→ **PROBLEM REQUIREMENTS**: Look through the lines below and extract any with the word "Google".

→ **MATERIAL TO PROCESS**:
──────────
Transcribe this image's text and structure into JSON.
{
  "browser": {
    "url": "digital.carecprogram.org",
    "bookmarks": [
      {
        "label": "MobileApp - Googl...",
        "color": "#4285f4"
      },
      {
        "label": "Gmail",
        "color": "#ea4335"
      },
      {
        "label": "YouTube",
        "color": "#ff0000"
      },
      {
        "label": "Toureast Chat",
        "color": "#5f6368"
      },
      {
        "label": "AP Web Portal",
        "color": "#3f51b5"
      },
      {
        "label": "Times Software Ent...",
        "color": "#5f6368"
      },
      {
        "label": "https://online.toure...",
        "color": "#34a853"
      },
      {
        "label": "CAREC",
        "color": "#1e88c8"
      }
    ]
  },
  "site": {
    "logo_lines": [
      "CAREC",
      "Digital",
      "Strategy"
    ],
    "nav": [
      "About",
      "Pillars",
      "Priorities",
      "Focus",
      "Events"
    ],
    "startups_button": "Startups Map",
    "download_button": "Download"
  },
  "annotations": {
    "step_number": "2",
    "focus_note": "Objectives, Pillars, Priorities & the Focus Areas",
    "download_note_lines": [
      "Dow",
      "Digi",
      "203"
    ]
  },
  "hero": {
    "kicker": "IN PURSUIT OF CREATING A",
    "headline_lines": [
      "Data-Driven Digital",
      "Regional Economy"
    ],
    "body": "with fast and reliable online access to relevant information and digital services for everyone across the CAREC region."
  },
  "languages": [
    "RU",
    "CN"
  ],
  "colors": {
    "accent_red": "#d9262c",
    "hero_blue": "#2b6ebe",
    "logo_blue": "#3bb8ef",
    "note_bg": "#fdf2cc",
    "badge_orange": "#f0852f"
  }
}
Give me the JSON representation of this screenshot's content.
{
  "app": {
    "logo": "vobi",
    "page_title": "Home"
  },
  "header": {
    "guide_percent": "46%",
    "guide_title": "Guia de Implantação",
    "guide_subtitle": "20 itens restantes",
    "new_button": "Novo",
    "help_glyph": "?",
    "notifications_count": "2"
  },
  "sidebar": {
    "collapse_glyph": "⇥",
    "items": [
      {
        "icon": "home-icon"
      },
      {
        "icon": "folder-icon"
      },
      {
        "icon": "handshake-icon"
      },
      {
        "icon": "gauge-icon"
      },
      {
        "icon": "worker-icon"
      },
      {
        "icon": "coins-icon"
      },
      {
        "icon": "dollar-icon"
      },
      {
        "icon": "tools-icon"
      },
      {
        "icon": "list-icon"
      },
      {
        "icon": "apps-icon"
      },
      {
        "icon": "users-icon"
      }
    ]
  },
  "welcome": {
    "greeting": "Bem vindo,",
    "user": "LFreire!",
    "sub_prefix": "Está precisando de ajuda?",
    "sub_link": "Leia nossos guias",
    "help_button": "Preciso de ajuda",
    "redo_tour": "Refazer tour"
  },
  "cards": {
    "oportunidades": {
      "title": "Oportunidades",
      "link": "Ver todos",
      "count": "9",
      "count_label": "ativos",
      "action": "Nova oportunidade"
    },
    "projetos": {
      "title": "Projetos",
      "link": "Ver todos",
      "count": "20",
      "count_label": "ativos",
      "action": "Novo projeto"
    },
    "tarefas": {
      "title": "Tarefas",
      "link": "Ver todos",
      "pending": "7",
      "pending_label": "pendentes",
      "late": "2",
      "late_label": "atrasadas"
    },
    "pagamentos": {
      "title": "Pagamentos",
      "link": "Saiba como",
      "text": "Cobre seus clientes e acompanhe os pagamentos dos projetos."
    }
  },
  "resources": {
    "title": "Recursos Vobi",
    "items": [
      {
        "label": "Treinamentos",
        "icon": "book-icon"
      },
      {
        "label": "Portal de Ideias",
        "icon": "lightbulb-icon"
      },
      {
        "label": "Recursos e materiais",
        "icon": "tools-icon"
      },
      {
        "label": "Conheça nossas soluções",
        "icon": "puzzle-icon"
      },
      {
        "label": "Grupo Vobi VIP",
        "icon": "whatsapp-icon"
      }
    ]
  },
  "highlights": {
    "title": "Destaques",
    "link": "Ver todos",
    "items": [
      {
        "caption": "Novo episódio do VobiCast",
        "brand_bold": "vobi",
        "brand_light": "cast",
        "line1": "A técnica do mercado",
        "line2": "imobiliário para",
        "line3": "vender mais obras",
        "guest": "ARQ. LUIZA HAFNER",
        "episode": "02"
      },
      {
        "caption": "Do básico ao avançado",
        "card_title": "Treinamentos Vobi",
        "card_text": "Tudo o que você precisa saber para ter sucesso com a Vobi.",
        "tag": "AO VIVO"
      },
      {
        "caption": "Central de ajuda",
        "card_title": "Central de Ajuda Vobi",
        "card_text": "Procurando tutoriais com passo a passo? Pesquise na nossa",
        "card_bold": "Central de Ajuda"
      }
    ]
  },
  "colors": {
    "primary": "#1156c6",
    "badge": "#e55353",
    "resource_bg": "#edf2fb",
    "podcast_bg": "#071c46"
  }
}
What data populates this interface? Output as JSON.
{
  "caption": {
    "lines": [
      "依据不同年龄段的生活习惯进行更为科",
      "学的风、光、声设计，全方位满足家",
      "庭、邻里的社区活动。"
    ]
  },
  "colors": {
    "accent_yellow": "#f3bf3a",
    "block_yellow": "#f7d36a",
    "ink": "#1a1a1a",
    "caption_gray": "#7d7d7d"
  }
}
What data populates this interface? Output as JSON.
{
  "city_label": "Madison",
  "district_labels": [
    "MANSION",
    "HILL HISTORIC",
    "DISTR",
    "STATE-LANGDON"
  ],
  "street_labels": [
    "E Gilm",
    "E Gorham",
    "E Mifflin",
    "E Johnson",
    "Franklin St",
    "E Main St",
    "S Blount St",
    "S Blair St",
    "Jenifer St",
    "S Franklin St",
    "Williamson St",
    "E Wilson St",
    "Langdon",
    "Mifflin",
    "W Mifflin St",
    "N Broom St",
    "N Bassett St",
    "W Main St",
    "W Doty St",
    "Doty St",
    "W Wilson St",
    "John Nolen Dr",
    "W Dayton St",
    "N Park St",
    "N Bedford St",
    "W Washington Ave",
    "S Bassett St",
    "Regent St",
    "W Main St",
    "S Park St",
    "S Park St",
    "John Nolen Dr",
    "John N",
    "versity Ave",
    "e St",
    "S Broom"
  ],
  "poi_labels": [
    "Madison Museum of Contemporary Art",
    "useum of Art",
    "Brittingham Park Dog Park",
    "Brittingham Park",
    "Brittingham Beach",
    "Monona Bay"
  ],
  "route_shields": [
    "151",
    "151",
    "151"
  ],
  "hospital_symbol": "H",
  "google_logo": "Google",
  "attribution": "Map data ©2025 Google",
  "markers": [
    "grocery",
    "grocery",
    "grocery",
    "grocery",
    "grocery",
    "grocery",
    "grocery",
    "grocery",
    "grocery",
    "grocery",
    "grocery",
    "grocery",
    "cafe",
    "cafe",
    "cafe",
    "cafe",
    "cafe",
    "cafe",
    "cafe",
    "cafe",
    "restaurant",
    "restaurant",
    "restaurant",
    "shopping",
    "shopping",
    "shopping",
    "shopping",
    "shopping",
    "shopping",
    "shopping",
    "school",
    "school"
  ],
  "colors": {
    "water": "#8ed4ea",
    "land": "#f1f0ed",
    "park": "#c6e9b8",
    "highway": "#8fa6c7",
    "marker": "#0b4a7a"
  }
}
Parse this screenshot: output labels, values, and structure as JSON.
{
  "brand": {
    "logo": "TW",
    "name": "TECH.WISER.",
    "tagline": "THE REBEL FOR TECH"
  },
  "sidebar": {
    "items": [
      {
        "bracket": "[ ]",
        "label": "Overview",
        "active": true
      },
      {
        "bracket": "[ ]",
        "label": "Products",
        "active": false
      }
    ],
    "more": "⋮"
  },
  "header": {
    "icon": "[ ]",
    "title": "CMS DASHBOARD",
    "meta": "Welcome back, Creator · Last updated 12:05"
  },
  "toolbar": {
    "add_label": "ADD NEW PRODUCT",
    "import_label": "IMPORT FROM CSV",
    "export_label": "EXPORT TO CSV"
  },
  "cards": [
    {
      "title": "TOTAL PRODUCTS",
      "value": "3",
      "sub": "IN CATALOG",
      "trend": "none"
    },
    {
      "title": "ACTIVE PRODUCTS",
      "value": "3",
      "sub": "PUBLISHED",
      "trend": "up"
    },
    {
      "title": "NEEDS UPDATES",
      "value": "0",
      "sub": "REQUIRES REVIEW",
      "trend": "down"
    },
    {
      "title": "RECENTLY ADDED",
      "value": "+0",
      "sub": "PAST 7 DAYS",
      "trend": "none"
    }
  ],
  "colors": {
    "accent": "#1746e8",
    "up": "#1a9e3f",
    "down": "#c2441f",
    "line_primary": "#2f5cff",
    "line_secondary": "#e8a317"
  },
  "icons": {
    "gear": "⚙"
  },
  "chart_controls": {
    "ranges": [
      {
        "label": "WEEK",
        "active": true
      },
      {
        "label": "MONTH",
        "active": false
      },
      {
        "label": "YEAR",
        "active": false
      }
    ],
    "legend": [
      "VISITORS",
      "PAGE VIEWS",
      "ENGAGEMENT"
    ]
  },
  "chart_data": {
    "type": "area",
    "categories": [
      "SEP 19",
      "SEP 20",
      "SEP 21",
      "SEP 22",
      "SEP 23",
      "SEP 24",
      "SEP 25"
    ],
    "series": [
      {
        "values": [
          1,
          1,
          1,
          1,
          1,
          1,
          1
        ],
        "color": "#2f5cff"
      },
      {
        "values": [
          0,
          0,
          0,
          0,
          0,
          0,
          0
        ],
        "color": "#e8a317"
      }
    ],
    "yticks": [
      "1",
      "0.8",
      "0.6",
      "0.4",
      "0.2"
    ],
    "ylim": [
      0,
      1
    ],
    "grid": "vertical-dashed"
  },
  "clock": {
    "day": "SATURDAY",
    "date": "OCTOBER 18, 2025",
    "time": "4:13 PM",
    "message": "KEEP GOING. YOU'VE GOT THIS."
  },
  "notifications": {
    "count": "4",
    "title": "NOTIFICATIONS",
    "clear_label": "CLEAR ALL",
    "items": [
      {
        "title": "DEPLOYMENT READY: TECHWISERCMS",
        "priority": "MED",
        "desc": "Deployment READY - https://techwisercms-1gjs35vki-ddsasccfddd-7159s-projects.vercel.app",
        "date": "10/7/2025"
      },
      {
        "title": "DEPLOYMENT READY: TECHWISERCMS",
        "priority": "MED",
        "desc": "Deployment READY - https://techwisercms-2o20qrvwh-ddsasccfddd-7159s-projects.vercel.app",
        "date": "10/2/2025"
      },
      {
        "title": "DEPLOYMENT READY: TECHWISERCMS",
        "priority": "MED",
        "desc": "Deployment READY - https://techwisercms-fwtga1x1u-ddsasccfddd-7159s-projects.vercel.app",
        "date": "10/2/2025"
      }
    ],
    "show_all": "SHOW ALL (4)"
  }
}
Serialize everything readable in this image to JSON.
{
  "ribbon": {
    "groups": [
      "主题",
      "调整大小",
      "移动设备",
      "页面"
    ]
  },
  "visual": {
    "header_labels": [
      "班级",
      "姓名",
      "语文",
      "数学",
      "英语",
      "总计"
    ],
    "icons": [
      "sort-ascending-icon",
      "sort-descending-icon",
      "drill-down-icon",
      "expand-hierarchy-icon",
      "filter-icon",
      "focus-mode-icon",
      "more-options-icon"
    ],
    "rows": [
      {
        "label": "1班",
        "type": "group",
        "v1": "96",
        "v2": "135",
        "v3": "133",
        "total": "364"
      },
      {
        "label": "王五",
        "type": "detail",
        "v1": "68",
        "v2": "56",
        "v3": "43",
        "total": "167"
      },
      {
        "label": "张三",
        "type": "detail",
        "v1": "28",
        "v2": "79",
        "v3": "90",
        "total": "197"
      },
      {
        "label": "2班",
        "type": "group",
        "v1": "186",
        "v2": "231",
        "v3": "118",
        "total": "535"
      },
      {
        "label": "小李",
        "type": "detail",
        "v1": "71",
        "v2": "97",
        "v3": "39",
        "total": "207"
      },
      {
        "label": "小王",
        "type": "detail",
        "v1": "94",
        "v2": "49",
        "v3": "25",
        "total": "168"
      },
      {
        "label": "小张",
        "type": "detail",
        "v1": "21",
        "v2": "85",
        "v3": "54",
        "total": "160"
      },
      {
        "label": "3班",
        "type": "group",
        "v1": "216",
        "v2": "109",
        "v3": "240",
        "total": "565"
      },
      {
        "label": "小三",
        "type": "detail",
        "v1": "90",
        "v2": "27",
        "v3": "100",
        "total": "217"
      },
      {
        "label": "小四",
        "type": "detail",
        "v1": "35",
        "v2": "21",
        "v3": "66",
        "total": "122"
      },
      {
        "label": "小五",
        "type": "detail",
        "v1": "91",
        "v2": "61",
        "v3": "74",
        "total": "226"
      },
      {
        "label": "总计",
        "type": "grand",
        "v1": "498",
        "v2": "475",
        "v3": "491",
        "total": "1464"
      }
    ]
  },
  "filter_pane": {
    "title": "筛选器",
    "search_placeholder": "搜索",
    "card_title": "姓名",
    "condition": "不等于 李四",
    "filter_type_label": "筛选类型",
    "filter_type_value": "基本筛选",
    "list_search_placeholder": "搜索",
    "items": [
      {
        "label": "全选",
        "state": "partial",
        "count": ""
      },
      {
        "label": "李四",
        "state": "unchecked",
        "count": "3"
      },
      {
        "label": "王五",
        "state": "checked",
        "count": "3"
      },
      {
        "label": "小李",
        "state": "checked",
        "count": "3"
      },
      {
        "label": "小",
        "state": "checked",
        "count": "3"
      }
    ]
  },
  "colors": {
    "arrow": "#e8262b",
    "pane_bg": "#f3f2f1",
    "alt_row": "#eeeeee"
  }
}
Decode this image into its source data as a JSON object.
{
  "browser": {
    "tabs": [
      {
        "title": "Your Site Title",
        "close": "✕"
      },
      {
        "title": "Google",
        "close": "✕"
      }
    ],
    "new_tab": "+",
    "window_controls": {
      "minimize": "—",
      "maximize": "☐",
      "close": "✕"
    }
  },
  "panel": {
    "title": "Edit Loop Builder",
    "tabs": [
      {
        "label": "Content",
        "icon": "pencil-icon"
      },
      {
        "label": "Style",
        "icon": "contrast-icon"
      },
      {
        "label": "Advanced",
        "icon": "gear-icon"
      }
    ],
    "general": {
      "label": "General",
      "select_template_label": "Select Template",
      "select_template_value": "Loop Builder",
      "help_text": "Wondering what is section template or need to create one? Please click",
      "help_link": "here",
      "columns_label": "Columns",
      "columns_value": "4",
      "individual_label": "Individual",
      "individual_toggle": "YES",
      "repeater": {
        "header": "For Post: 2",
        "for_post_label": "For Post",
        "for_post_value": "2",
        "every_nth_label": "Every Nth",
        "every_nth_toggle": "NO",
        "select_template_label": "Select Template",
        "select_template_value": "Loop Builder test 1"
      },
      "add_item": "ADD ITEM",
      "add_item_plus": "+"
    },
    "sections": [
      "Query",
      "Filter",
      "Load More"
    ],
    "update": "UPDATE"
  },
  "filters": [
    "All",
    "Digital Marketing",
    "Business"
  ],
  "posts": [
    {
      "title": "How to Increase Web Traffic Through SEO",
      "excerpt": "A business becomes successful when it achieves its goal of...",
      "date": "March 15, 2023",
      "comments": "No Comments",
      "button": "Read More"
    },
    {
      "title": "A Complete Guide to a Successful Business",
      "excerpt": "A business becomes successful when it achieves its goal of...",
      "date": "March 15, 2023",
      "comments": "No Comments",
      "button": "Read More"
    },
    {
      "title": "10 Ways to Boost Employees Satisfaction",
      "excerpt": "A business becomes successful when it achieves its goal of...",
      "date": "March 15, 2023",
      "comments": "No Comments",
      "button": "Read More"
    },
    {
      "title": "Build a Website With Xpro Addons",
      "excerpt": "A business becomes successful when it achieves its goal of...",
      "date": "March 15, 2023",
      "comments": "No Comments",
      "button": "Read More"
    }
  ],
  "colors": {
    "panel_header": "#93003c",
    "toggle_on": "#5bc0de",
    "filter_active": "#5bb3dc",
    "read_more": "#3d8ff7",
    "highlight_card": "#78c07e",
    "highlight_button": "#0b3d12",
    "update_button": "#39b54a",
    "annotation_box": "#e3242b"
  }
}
──────────
→ **THE RESPONSE**:
  "google_logo": "Google",
  "attribution": "Map data ©2025 Google",
        "title": "Google",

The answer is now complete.